• EXERCISE OBJECTIVE: Present each line of the entries below that holds the word "speak".

• Saved entries:
----------------------------------------
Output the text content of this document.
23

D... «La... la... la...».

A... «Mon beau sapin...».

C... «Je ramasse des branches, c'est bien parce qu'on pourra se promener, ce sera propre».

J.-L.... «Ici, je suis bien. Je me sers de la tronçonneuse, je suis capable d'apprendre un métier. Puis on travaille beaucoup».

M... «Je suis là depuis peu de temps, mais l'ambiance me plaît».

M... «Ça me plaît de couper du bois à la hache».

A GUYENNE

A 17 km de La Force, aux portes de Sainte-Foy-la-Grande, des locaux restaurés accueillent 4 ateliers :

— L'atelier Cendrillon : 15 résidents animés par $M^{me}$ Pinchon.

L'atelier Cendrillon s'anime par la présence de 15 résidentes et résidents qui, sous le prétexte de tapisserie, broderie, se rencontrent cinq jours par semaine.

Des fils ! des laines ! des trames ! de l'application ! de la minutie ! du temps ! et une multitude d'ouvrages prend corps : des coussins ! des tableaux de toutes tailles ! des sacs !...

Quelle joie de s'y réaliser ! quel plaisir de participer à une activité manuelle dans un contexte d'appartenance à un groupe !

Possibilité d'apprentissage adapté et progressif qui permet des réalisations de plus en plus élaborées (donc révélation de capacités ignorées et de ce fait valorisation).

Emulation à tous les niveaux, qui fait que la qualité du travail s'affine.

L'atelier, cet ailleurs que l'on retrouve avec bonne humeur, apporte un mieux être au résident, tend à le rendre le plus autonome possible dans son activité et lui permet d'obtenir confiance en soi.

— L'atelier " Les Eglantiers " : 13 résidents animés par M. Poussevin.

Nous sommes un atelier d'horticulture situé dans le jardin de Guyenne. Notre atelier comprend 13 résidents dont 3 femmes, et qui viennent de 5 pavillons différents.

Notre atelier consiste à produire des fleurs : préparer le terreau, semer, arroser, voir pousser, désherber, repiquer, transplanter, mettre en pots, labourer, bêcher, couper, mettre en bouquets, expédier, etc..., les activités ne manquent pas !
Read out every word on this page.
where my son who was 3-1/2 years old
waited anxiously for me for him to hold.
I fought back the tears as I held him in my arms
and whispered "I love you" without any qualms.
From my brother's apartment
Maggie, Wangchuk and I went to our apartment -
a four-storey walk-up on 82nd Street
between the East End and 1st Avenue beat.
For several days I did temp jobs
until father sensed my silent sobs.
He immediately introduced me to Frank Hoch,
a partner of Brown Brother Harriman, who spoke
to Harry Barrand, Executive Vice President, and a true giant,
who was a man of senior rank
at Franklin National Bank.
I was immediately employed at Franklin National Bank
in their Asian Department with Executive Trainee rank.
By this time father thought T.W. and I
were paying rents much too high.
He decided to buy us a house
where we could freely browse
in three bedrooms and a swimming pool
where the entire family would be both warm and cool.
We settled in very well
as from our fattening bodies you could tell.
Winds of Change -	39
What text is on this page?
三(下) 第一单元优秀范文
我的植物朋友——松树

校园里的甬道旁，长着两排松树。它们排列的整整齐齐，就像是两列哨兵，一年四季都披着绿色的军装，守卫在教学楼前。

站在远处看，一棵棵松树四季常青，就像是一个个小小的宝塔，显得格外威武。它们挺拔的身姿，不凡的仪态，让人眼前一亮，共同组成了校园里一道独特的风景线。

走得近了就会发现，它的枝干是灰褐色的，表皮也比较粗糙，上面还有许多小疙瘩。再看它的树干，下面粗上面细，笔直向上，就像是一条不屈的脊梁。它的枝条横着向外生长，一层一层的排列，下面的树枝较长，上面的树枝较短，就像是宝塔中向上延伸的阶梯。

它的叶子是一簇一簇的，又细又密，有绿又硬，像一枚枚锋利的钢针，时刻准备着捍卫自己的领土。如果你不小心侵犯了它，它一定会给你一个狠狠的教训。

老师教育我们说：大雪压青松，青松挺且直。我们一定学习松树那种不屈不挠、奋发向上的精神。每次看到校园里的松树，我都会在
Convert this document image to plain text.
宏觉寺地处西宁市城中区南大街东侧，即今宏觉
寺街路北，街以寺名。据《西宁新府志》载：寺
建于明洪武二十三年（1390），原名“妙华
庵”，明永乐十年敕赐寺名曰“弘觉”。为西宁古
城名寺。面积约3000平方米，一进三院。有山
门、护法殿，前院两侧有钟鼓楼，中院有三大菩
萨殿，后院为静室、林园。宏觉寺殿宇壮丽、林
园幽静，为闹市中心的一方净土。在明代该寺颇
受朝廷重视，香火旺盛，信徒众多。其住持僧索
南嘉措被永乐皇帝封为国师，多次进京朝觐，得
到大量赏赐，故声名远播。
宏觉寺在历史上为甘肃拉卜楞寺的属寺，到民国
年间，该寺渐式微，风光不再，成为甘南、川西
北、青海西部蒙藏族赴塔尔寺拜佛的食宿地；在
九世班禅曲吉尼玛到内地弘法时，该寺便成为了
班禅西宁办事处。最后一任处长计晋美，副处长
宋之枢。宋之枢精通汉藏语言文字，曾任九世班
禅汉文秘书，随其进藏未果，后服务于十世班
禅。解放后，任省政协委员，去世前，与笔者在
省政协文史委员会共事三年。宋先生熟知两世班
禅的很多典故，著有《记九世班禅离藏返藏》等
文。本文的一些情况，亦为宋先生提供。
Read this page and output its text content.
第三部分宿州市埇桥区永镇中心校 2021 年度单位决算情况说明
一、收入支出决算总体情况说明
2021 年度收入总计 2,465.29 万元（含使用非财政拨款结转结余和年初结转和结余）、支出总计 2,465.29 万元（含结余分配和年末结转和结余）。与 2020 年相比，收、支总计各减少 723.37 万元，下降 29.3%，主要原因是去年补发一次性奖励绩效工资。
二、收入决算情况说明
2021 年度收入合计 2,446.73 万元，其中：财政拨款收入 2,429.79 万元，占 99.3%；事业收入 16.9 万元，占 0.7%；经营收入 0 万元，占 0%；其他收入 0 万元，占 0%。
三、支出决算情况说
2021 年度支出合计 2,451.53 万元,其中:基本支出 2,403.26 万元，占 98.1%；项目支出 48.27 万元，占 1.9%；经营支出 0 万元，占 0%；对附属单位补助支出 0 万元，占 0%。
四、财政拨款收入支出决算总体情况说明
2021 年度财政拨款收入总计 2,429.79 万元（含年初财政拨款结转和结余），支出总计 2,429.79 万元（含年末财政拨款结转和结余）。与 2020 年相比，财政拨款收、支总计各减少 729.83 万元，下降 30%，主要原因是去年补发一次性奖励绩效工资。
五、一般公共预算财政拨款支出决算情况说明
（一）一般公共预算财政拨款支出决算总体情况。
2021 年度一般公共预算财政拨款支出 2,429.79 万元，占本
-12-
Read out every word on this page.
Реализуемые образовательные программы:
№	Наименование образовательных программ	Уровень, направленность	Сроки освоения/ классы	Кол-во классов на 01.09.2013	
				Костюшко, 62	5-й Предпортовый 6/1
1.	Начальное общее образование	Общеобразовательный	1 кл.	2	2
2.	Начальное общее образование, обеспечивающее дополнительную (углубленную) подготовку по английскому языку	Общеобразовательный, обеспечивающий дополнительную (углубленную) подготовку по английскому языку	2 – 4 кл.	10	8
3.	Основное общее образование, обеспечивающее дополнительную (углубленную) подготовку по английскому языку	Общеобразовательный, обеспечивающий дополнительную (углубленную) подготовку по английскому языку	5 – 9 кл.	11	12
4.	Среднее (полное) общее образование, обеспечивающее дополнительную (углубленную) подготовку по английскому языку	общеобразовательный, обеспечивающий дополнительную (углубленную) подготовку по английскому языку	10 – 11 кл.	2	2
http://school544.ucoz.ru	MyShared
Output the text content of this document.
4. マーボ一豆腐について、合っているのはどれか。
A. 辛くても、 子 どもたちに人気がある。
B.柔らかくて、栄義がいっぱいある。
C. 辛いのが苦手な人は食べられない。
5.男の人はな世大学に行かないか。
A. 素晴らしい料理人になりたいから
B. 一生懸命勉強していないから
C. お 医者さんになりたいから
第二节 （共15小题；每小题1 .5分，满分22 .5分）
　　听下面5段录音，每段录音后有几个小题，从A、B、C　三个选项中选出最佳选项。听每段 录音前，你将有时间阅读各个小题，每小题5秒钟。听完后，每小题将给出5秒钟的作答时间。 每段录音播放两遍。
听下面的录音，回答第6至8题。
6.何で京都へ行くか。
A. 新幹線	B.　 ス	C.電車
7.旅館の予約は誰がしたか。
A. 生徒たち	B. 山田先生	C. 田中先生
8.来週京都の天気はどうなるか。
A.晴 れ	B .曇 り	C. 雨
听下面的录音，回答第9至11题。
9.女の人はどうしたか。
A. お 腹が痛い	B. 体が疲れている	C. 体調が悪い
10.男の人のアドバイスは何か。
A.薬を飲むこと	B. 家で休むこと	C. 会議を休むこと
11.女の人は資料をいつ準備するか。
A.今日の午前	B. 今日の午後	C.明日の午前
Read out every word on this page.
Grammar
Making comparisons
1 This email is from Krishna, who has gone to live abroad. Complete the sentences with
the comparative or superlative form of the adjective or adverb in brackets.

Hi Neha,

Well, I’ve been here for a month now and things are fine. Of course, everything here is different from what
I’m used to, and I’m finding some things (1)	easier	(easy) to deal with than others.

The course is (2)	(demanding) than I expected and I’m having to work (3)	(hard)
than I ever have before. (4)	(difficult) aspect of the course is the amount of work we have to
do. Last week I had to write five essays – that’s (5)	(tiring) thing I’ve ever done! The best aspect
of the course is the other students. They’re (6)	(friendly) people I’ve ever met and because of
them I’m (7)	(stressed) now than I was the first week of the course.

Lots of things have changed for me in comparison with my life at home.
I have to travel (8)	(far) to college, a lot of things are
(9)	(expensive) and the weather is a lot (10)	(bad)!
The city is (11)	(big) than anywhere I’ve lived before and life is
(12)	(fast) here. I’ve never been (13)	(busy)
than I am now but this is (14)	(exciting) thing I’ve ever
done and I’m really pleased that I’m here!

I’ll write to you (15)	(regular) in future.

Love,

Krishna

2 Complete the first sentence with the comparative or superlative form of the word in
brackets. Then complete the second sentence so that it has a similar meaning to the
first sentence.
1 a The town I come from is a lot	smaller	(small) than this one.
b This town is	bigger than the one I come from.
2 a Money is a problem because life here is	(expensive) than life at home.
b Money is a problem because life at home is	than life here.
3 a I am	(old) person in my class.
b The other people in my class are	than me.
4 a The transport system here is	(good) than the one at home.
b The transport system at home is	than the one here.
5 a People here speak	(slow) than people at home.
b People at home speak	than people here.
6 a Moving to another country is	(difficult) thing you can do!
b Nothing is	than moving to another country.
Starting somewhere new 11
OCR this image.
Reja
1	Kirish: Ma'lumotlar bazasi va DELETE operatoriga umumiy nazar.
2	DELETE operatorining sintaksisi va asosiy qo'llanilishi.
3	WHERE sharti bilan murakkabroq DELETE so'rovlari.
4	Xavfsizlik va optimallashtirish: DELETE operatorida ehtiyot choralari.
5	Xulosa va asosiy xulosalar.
----------------------------------------
• ANSWER TO THIS PROBLEM:
5 a People here speak	(slow) than people at home.
b People at home speak	than people here.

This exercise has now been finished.